Boxed element entries:
↓

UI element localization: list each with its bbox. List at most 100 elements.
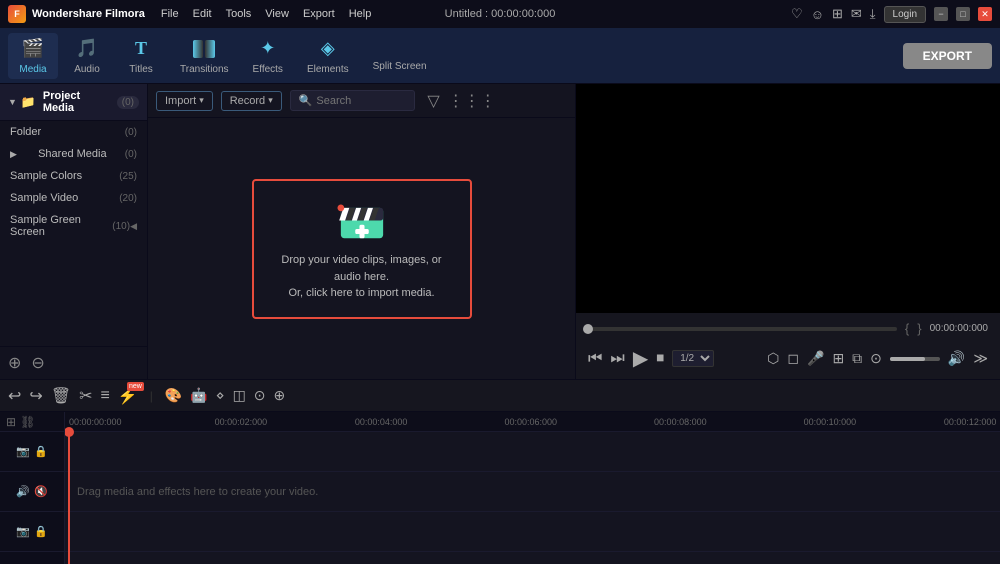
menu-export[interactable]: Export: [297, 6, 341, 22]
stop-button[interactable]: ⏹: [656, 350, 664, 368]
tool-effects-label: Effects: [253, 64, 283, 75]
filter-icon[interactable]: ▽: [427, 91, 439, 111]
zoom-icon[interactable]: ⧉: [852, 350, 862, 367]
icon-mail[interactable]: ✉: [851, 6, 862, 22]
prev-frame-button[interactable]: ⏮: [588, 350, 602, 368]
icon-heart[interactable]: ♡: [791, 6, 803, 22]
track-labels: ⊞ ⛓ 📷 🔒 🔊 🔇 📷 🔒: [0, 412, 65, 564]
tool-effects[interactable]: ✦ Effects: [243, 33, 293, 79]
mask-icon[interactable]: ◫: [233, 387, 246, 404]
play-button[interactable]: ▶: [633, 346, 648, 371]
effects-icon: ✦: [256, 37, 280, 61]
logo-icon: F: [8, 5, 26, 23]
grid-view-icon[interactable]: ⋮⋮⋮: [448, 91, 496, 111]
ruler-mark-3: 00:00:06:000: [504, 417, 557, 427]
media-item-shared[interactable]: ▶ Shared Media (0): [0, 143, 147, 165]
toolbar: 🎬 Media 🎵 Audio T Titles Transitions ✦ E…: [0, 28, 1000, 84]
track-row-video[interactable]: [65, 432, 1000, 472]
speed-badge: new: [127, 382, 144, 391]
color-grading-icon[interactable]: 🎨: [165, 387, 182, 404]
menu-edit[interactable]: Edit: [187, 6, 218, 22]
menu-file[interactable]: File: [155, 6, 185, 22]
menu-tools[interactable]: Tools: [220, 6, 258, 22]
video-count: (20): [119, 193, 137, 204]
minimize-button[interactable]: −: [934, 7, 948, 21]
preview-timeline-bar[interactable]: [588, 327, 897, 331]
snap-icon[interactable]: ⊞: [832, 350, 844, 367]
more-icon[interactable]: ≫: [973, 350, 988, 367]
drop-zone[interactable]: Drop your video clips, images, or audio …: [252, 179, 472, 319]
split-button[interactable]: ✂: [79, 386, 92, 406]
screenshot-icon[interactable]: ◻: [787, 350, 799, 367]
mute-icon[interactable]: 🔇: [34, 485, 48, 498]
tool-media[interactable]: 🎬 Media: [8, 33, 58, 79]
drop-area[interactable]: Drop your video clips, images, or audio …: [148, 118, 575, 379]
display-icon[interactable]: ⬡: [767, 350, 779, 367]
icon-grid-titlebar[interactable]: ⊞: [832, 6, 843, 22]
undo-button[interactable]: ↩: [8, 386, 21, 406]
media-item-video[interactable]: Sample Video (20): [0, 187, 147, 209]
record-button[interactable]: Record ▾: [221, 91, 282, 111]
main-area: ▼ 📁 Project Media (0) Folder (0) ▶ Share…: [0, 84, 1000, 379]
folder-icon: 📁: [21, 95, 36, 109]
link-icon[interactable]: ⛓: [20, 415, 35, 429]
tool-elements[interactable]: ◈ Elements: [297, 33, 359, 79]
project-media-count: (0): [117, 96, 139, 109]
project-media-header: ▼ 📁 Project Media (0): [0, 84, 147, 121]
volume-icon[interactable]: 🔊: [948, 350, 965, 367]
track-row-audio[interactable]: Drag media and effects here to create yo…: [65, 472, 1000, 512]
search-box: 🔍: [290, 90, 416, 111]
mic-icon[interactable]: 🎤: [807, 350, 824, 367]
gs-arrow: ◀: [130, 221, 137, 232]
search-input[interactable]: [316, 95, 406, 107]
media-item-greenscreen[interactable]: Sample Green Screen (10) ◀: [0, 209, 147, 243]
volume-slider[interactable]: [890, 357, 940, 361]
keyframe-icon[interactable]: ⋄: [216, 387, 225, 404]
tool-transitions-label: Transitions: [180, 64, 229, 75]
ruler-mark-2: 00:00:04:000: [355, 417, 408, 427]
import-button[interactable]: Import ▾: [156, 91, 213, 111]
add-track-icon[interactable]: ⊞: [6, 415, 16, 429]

↑

Stated task: Repeat the lines in the items above without any change, starting at the line that contains "menu-export[interactable]: Export: [297, 6, 341, 22]" and ending at the line that contains "track-labels: ⊞ ⛓", with both of those lines included.

Expected answer:
menu-export[interactable]: Export: [297, 6, 341, 22]
stop-button[interactable]: ⏹: [656, 350, 664, 368]
tool-effects-label: Effects: [253, 64, 283, 75]
filter-icon[interactable]: ▽: [427, 91, 439, 111]
zoom-icon[interactable]: ⧉: [852, 350, 862, 367]
icon-mail[interactable]: ✉: [851, 6, 862, 22]
prev-frame-button[interactable]: ⏮: [588, 350, 602, 368]
icon-heart[interactable]: ♡: [791, 6, 803, 22]
track-labels: ⊞ ⛓ 📷 🔒 🔊 🔇 📷 🔒: [0, 412, 65, 564]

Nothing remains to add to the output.